» Your task
From the listing below, extract each line containing the string "times".
====
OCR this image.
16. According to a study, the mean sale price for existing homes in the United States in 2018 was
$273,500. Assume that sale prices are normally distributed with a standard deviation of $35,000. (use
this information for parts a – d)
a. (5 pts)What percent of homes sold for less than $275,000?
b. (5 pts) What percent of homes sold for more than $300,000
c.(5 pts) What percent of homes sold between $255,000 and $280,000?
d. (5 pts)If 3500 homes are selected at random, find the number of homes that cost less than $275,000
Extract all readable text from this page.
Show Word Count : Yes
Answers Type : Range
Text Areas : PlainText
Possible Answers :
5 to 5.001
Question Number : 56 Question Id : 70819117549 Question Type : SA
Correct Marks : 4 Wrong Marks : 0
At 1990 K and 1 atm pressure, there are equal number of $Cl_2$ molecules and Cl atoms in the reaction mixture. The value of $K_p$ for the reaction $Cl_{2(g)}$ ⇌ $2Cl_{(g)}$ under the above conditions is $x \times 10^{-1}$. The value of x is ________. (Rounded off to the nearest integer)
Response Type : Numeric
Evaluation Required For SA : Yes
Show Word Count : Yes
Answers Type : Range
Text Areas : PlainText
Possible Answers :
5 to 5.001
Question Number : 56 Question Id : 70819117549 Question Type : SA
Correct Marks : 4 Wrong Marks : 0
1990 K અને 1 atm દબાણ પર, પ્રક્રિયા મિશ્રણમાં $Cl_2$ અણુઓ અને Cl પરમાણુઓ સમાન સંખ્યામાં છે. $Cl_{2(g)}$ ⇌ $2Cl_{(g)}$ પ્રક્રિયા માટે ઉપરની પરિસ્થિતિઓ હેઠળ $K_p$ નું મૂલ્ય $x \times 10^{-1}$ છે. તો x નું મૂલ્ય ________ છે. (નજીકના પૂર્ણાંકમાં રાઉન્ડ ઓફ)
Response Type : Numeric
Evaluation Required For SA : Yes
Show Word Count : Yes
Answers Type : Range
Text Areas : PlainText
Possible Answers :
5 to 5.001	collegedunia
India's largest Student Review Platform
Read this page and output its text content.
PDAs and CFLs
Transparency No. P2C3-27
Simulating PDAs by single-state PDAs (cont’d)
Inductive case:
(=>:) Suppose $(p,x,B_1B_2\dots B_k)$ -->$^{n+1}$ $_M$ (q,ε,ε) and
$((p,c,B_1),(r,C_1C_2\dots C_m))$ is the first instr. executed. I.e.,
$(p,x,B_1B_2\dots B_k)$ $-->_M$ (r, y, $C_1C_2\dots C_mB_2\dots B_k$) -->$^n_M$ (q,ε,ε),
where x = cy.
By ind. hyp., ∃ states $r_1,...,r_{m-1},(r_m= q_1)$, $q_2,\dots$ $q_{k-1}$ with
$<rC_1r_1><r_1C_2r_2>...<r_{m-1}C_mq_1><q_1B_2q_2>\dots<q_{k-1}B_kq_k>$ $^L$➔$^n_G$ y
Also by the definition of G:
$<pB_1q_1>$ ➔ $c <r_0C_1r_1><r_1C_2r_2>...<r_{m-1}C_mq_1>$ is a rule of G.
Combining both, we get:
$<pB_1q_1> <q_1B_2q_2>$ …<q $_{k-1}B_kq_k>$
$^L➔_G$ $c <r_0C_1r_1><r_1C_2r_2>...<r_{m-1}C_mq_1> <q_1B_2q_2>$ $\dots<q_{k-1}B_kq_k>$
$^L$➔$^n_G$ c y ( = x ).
====
» Finished exercise
At 1990 K and 1 atm pressure, there are equal number of $Cl_2$ molecules and Cl atoms in the reaction mixture. The value of $K_p$ for the reaction $Cl_{2(g)}$ ⇌ $2Cl_{(g)}$ under the above conditions is $x \times 10^{-1}$. The value of x is ________. (Rounded off to the nearest integer)
1990 K અને 1 atm દબાણ પર, પ્રક્રિયા મિશ્રણમાં $Cl_2$ અણુઓ અને Cl પરમાણુઓ સમાન સંખ્યામાં છે. $Cl_{2(g)}$ ⇌ $2Cl_{(g)}$ પ્રક્રિયા માટે ઉપરની પરિસ્થિતિઓ હેઠળ $K_p$ નું મૂલ્ય $x \times 10^{-1}$ છે. તો x નું મૂલ્ય ________ છે. (નજીકના પૂર્ણાંકમાં રાઉન્ડ ઓફ)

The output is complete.